(Source data)
━━━━━━━━━━━━━━━━━━━━

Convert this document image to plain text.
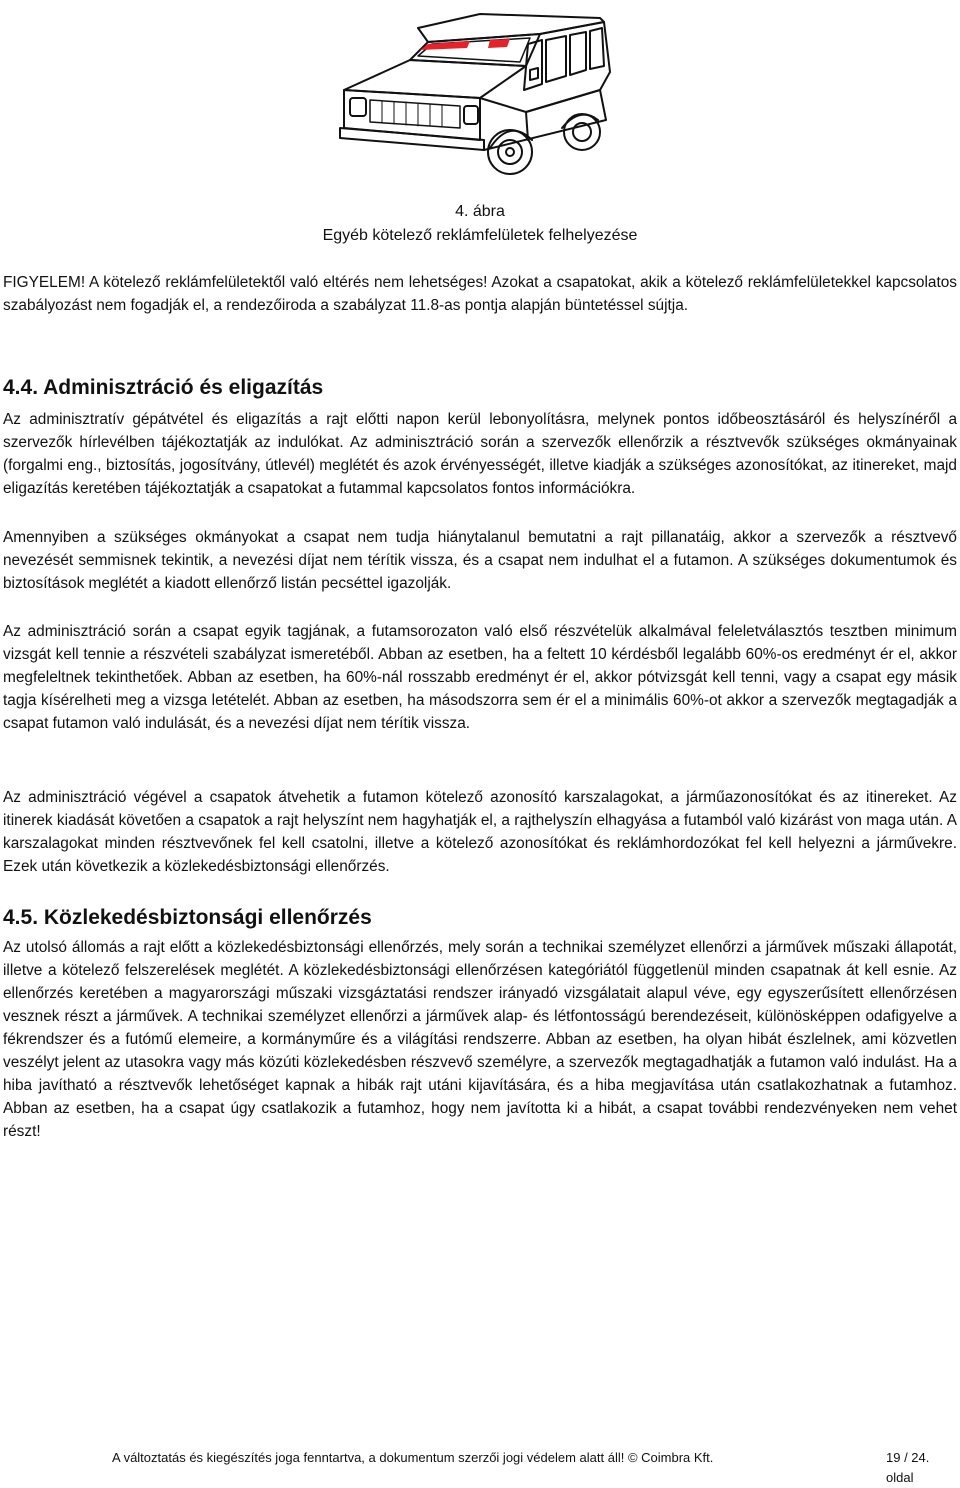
4. ábra
Egyéb kötelező reklámfelületek felhelyezése

FIGYELEM! A kötelező reklámfelületektől való eltérés nem lehetséges! Azokat a csapatokat, akik a kötelező reklámfelületekkel kapcsolatos szabályozást nem fogadják el, a rendezőiroda a szabályzat 11.8-as pontja alapján büntetéssel sújtja.

4.4. Adminisztráció és eligazítás

Az adminisztratív gépátvétel és eligazítás a rajt előtti napon kerül lebonyolításra, melynek pontos időbeosztásáról és helyszínéről a szervezők hírlevélben tájékoztatják az indulókat. Az adminisztráció során a szervezők ellenőrzik a résztvevők szükséges okmányainak (forgalmi eng., biztosítás, jogosítvány, útlevél) meglétét és azok érvényességét, illetve kiadják a szükséges azonosítókat, az itinereket, majd eligazítás keretében tájékoztatják a csapatokat a futammal kapcsolatos fontos információkra.

Amennyiben a szükséges okmányokat a csapat nem tudja hiánytalanul bemutatni a rajt pillanatáig, akkor a szervezők a résztvevő nevezését semmisnek tekintik, a nevezési díjat nem térítik vissza, és a csapat nem indulhat el a futamon. A szükséges dokumentumok és biztosítások meglétét a kiadott ellenőrző listán pecséttel igazolják.

Az adminisztráció során a csapat egyik tagjának, a futamsorozaton való első részvételük alkalmával feleletválasztós tesztben minimum vizsgát kell tennie a részvételi szabályzat ismeretéből. Abban az esetben, ha a feltett 10 kérdésből legalább 60%-os eredményt ér el, akkor megfeleltnek tekinthetőek. Abban az esetben, ha 60%-nál rosszabb eredményt ér el, akkor pótvizsgát kell tenni, vagy a csapat egy másik tagja kísérelheti meg a vizsga letételét. Abban az esetben, ha másodszorra sem ér el a minimális 60%-ot akkor a szervezők megtagadják a csapat futamon való indulását, és a nevezési díjat nem térítik vissza.

Az adminisztráció végével a csapatok átvehetik a futamon kötelező azonosító karszalagokat, a járműazonosítókat és az itinereket. Az itinerek kiadását követően a csapatok a rajt helyszínt nem hagyhatják el, a rajthelyszín elhagyása a futamból való kizárást von maga után. A karszalagokat minden résztvevőnek fel kell csatolni, illetve a kötelező azonosítókat és reklámhordozókat fel kell helyezni a járművekre. Ezek után következik a közlekedésbiztonsági ellenőrzés.

4.5. Közlekedésbiztonsági ellenőrzés

Az utolsó állomás a rajt előtt a közlekedésbiztonsági ellenőrzés, mely során a technikai személyzet ellenőrzi a járművek műszaki állapotát, illetve a kötelező felszerelések meglétét. A közlekedésbiztonsági ellenőrzésen kategóriától függetlenül minden csapatnak át kell esnie. Az ellenőrzés keretében a magyarországi műszaki vizsgáztatási rendszer irányadó vizsgálatait alapul véve, egy egyszerűsített ellenőrzésen vesznek részt a járművek. A technikai személyzet ellenőrzi a járművek alap- és létfontosságú berendezéseit, különösképpen odafigyelve a fékrendszer és a futómű elemeire, a kormányműre és a világítási rendszerre. Abban az esetben, ha olyan hibát észlelnek, ami közvetlen veszélyt jelent az utasokra vagy más közúti közlekedésben részvevő személyre, a szervezők megtagadhatják a futamon való indulást. Ha a hiba javítható a résztvevők lehetőséget kapnak a hibák rajt utáni kijavítására, és a hiba megjavítása után csatlakozhatnak a futamhoz. Abban az esetben, ha a csapat úgy csatlakozik a futamhoz, hogy nem javította ki a hibát, a csapat további rendezvényeken nem vehet részt!

A változtatás és kiegészítés joga fenntartva, a dokumentum szerzői jogi védelem alatt áll! © Coimbra Kft.	19 / 24. oldal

━━━━━━━━━━━━━━━━━━━━

● Given problem: All records above are to be printed exactly, minus the pictures they contain.

● Exercise result:
Convert this document image to plain text.
4. ábra
Egyéb kötelező reklámfelületek felhelyezése

FIGYELEM! A kötelező reklámfelületektől való eltérés nem lehetséges! Azokat a csapatokat, akik a kötelező reklámfelületekkel kapcsolatos szabályozást nem fogadják el, a rendezőiroda a szabályzat 11.8-as pontja alapján büntetéssel sújtja.

4.4. Adminisztráció és eligazítás

Az adminisztratív gépátvétel és eligazítás a rajt előtti napon kerül lebonyolításra, melynek pontos időbeosztásáról és helyszínéről a szervezők hírlevélben tájékoztatják az indulókat. Az adminisztráció során a szervezők ellenőrzik a résztvevők szükséges okmányainak (forgalmi eng., biztosítás, jogosítvány, útlevél) meglétét és azok érvényességét, illetve kiadják a szükséges azonosítókat, az itinereket, majd eligazítás keretében tájékoztatják a csapatokat a futammal kapcsolatos fontos információkra.

Amennyiben a szükséges okmányokat a csapat nem tudja hiánytalanul bemutatni a rajt pillanatáig, akkor a szervezők a résztvevő nevezését semmisnek tekintik, a nevezési díjat nem térítik vissza, és a csapat nem indulhat el a futamon. A szükséges dokumentumok és biztosítások meglétét a kiadott ellenőrző listán pecséttel igazolják.

Az adminisztráció során a csapat egyik tagjának, a futamsorozaton való első részvételük alkalmával feleletválasztós tesztben minimum vizsgát kell tennie a részvételi szabályzat ismeretéből. Abban az esetben, ha a feltett 10 kérdésből legalább 60%-os eredményt ér el, akkor megfeleltnek tekinthetőek. Abban az esetben, ha 60%-nál rosszabb eredményt ér el, akkor pótvizsgát kell tenni, vagy a csapat egy másik tagja kísérelheti meg a vizsga letételét. Abban az esetben, ha másodszorra sem ér el a minimális 60%-ot akkor a szervezők megtagadják a csapat futamon való indulását, és a nevezési díjat nem térítik vissza.

Az adminisztráció végével a csapatok átvehetik a futamon kötelező azonosító karszalagokat, a járműazonosítókat és az itinereket. Az itinerek kiadását követően a csapatok a rajt helyszínt nem hagyhatják el, a rajthelyszín elhagyása a futamból való kizárást von maga után. A karszalagokat minden résztvevőnek fel kell csatolni, illetve a kötelező azonosítókat és reklámhordozókat fel kell helyezni a járművekre. Ezek után következik a közlekedésbiztonsági ellenőrzés.

4.5. Közlekedésbiztonsági ellenőrzés

Az utolsó állomás a rajt előtt a közlekedésbiztonsági ellenőrzés, mely során a technikai személyzet ellenőrzi a járművek műszaki állapotát, illetve a kötelező felszerelések meglétét. A közlekedésbiztonsági ellenőrzésen kategóriától függetlenül minden csapatnak át kell esnie. Az ellenőrzés keretében a magyarországi műszaki vizsgáztatási rendszer irányadó vizsgálatait alapul véve, egy egyszerűsített ellenőrzésen vesznek részt a járművek. A technikai személyzet ellenőrzi a járművek alap- és létfontosságú berendezéseit, különösképpen odafigyelve a fékrendszer és a futómű elemeire, a kormányműre és a világítási rendszerre. Abban az esetben, ha olyan hibát észlelnek, ami közvetlen veszélyt jelent az utasokra vagy más közúti közlekedésben részvevő személyre, a szervezők megtagadhatják a futamon való indulást. Ha a hiba javítható a résztvevők lehetőséget kapnak a hibák rajt utáni kijavítására, és a hiba megjavítása után csatlakozhatnak a futamhoz. Abban az esetben, ha a csapat úgy csatlakozik a futamhoz, hogy nem javította ki a hibát, a csapat további rendezvényeken nem vehet részt!

A változtatás és kiegészítés joga fenntartva, a dokumentum szerzői jogi védelem alatt áll! © Coimbra Kft.	19 / 24. oldal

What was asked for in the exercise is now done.